§ EXTRACTED INFORMATION
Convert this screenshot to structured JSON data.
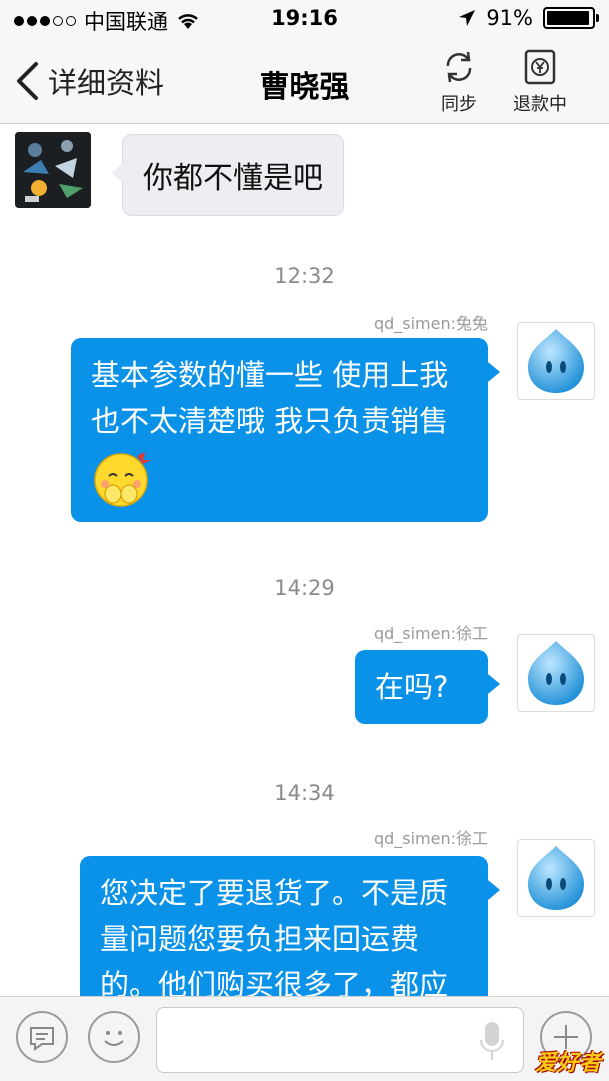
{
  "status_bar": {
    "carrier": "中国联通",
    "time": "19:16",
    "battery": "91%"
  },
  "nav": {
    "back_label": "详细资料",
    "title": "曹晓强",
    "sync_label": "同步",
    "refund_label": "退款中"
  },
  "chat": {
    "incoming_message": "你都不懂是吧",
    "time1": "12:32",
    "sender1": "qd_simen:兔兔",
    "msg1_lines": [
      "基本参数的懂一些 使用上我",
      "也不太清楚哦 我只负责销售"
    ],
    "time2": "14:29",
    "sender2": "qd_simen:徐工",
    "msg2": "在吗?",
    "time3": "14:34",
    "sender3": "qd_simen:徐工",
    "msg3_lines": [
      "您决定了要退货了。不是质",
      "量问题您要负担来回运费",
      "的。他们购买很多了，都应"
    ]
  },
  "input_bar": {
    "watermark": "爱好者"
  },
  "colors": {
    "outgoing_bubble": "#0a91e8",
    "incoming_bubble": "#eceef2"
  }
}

§ WRITTEN EXERCISE
An exact transcription of all the entries is required, without the pictures.

§ FINAL RESULT
Convert this screenshot to structured JSON data.
{
  "status_bar": {
    "carrier": "中国联通",
    "time": "19:16",
    "battery": "91%"
  },
  "nav": {
    "back_label": "详细资料",
    "title": "曹晓强",
    "sync_label": "同步",
    "refund_label": "退款中"
  },
  "chat": {
    "incoming_message": "你都不懂是吧",
    "time1": "12:32",
    "sender1": "qd_simen:兔兔",
    "msg1_lines": [
      "基本参数的懂一些 使用上我",
      "也不太清楚哦 我只负责销售"
    ],
    "time2": "14:29",
    "sender2": "qd_simen:徐工",
    "msg2": "在吗?",
    "time3": "14:34",
    "sender3": "qd_simen:徐工",
    "msg3_lines": [
      "您决定了要退货了。不是质",
      "量问题您要负担来回运费",
      "的。他们购买很多了，都应"
    ]
  },
  "input_bar": {
    "watermark": "爱好者"
  },
  "colors": {
    "outgoing_bubble": "#0a91e8",
    "incoming_bubble": "#eceef2"
  }
}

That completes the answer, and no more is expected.